● OBJECTIVE: Collect all lines from the listing that include the string "JSON".

:::

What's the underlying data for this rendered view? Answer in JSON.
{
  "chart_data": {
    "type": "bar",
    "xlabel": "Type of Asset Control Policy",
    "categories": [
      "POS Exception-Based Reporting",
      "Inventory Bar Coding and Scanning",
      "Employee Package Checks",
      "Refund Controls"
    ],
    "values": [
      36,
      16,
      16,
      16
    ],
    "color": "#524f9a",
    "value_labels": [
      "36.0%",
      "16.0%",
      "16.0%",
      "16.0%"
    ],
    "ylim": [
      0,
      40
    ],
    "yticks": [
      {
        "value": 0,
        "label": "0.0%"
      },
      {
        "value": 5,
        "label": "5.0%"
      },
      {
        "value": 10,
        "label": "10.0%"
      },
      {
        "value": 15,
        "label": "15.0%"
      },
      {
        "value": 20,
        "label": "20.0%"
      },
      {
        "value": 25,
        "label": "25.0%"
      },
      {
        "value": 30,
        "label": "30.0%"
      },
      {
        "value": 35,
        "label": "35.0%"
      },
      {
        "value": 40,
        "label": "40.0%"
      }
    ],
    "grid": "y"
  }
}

:::

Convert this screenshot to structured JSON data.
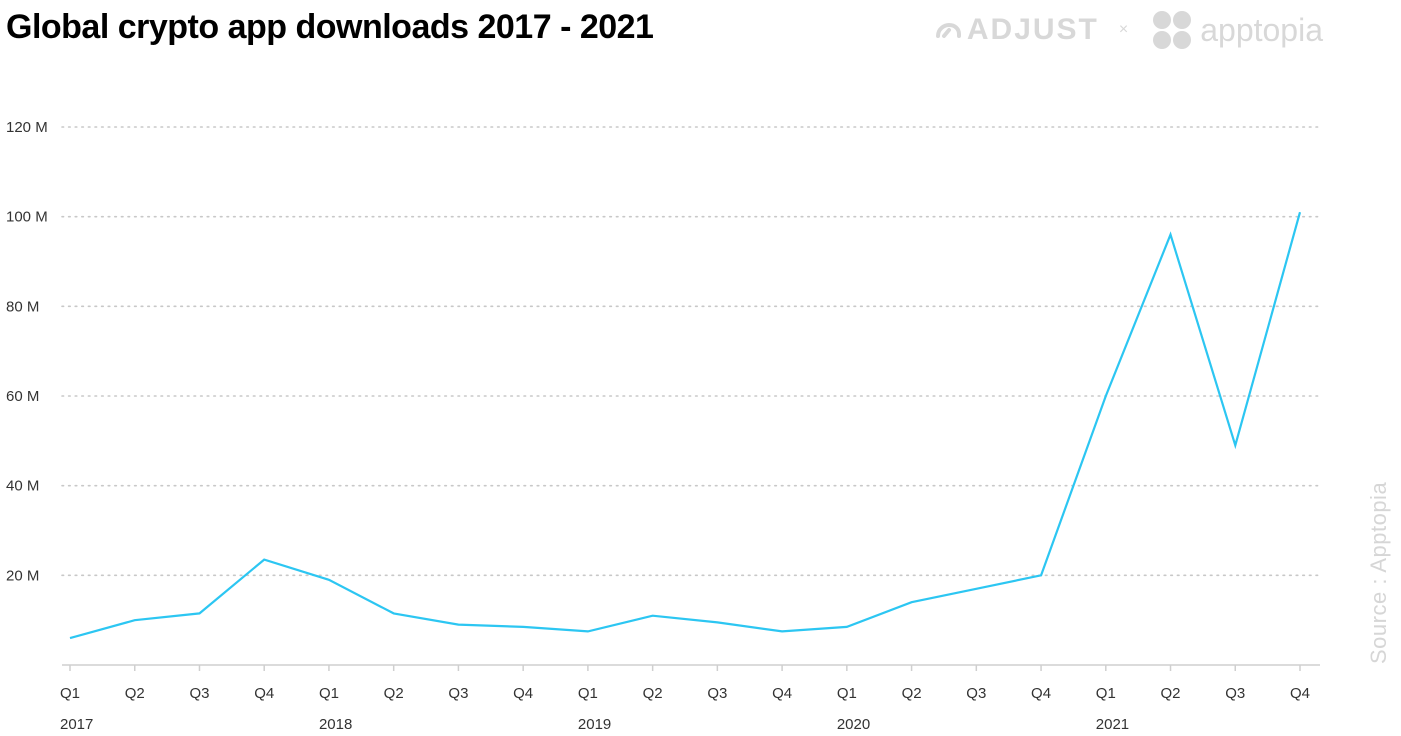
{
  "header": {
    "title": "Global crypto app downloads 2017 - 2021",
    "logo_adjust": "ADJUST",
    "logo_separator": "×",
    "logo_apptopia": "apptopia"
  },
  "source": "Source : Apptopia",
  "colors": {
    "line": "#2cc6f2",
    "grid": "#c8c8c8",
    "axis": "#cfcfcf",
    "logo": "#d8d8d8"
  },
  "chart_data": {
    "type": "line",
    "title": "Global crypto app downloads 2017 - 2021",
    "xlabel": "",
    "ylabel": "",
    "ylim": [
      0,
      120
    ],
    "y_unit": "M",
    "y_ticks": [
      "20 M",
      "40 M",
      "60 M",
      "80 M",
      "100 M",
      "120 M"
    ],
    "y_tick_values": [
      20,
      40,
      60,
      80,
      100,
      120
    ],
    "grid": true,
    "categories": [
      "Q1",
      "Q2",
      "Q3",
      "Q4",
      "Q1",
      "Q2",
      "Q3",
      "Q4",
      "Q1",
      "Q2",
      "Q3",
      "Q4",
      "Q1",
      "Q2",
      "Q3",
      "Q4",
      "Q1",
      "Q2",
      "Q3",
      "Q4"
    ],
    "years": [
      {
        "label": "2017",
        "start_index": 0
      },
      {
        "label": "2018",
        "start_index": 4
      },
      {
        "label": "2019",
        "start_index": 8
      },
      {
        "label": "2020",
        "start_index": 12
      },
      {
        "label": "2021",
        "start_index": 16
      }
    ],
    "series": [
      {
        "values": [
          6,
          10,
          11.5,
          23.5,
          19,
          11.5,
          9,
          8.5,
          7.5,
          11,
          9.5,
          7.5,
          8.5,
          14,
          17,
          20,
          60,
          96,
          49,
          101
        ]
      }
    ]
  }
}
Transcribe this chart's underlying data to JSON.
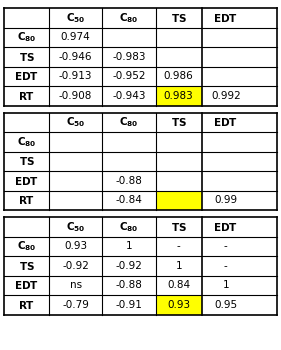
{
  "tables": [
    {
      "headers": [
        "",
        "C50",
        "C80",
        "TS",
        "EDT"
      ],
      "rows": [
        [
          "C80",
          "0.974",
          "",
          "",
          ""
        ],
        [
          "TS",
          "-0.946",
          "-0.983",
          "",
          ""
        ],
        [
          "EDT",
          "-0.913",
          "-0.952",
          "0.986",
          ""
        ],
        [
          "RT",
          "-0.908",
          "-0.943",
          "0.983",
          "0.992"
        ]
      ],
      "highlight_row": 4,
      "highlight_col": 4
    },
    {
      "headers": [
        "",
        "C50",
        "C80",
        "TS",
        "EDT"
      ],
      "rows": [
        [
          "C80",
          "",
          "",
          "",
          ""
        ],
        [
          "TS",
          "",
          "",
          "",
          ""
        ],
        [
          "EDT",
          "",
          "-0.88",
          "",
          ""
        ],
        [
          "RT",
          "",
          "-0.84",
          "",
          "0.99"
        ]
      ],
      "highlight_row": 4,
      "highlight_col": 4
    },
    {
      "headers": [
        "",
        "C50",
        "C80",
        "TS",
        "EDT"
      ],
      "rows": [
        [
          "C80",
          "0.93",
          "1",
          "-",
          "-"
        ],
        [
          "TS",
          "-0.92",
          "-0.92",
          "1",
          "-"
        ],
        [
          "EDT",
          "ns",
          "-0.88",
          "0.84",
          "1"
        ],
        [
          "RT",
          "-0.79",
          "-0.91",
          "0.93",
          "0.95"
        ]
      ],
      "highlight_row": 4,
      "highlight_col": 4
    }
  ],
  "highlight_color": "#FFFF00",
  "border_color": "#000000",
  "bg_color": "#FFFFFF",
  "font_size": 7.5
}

:::

● ANSWER FOR THIS EXERCISE:
What's the underlying data for this rendered view? Answer in JSON.
Convert this screenshot to structured JSON data.
Transcribe this chart's underlying data to JSON.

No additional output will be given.